Work to complete. Omit every picture and return the rest of the data unaltered.

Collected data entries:

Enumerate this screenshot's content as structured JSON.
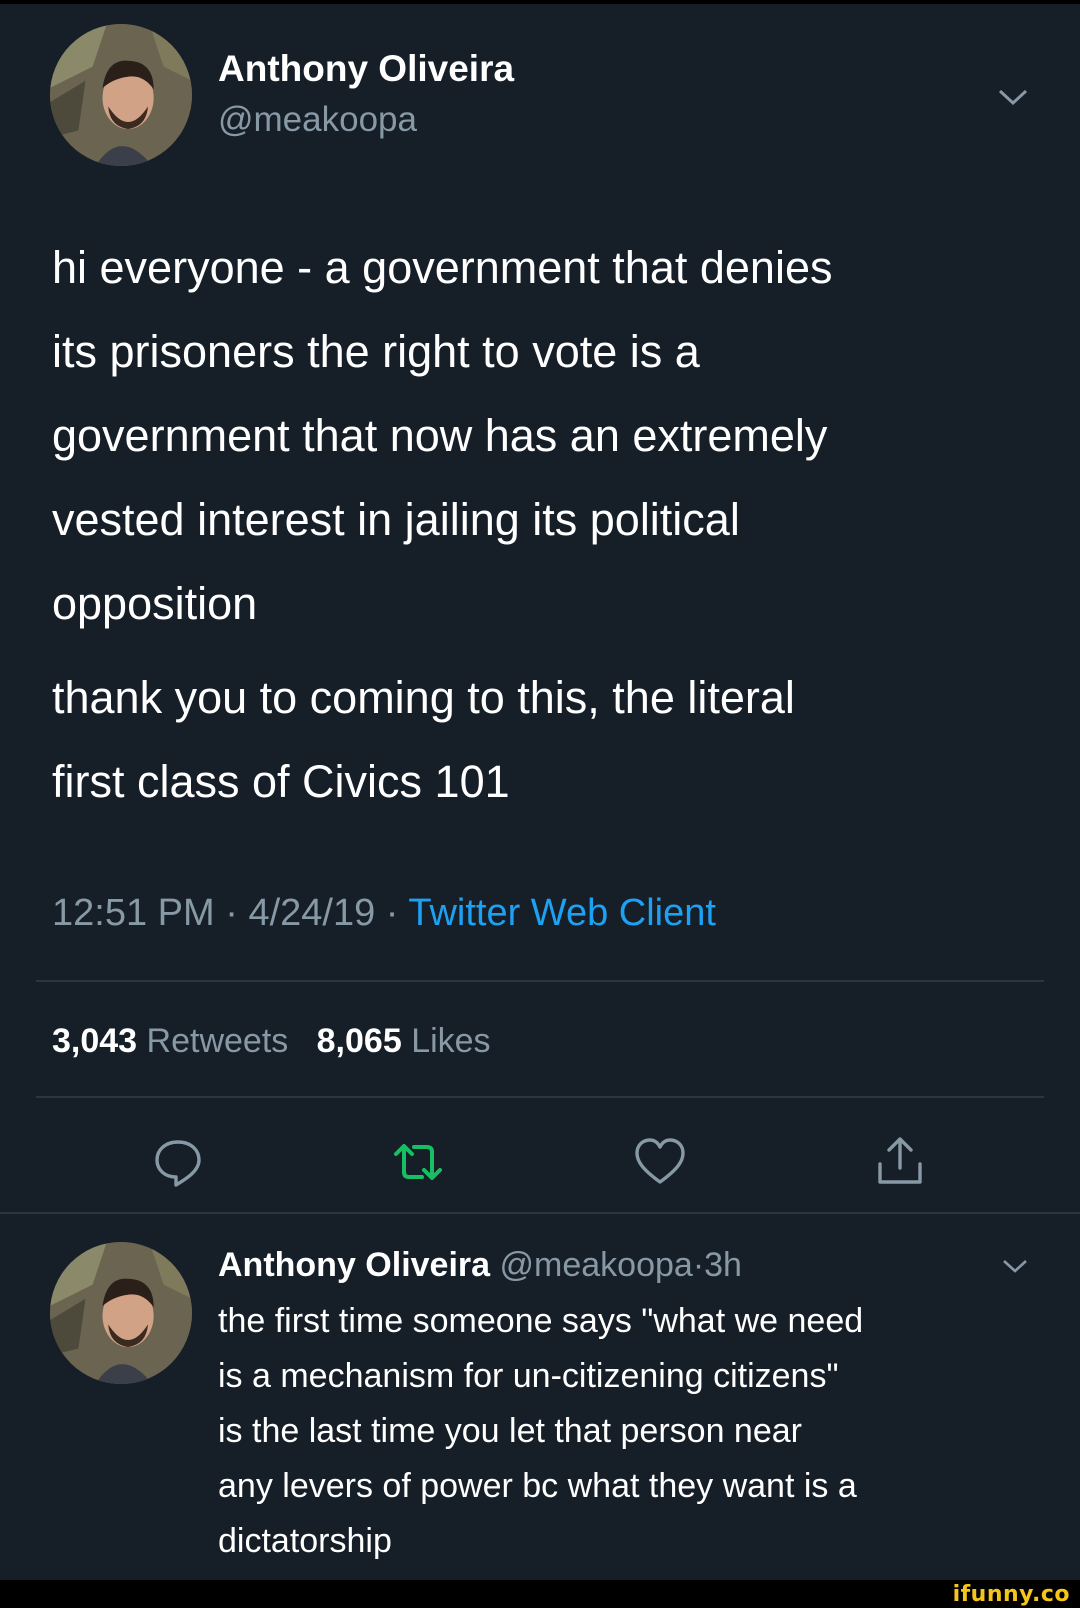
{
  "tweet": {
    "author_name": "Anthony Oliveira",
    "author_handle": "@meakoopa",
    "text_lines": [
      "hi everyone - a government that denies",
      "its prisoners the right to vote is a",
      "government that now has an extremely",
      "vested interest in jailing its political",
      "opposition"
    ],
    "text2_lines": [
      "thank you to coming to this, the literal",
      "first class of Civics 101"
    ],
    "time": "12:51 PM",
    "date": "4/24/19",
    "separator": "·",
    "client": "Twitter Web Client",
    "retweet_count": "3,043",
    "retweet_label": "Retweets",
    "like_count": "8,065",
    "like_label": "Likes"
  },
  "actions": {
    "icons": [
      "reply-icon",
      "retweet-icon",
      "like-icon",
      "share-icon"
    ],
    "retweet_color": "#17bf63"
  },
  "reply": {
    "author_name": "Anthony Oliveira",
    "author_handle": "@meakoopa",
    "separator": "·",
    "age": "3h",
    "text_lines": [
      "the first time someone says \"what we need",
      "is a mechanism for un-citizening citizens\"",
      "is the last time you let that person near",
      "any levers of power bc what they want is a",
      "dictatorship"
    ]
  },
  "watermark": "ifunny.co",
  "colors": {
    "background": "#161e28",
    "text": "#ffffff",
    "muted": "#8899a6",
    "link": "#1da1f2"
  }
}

Answer.
Enumerate this screenshot's content as structured JSON.
{
  "tweet": {
    "author_name": "Anthony Oliveira",
    "author_handle": "@meakoopa",
    "text_lines": [
      "hi everyone - a government that denies",
      "its prisoners the right to vote is a",
      "government that now has an extremely",
      "vested interest in jailing its political",
      "opposition"
    ],
    "text2_lines": [
      "thank you to coming to this, the literal",
      "first class of Civics 101"
    ],
    "time": "12:51 PM",
    "date": "4/24/19",
    "separator": "·",
    "client": "Twitter Web Client",
    "retweet_count": "3,043",
    "retweet_label": "Retweets",
    "like_count": "8,065",
    "like_label": "Likes"
  },
  "actions": {
    "icons": [
      "reply-icon",
      "retweet-icon",
      "like-icon",
      "share-icon"
    ],
    "retweet_color": "#17bf63"
  },
  "reply": {
    "author_name": "Anthony Oliveira",
    "author_handle": "@meakoopa",
    "separator": "·",
    "age": "3h",
    "text_lines": [
      "the first time someone says \"what we need",
      "is a mechanism for un-citizening citizens\"",
      "is the last time you let that person near",
      "any levers of power bc what they want is a",
      "dictatorship"
    ]
  },
  "watermark": "ifunny.co",
  "colors": {
    "background": "#161e28",
    "text": "#ffffff",
    "muted": "#8899a6",
    "link": "#1da1f2"
  }
}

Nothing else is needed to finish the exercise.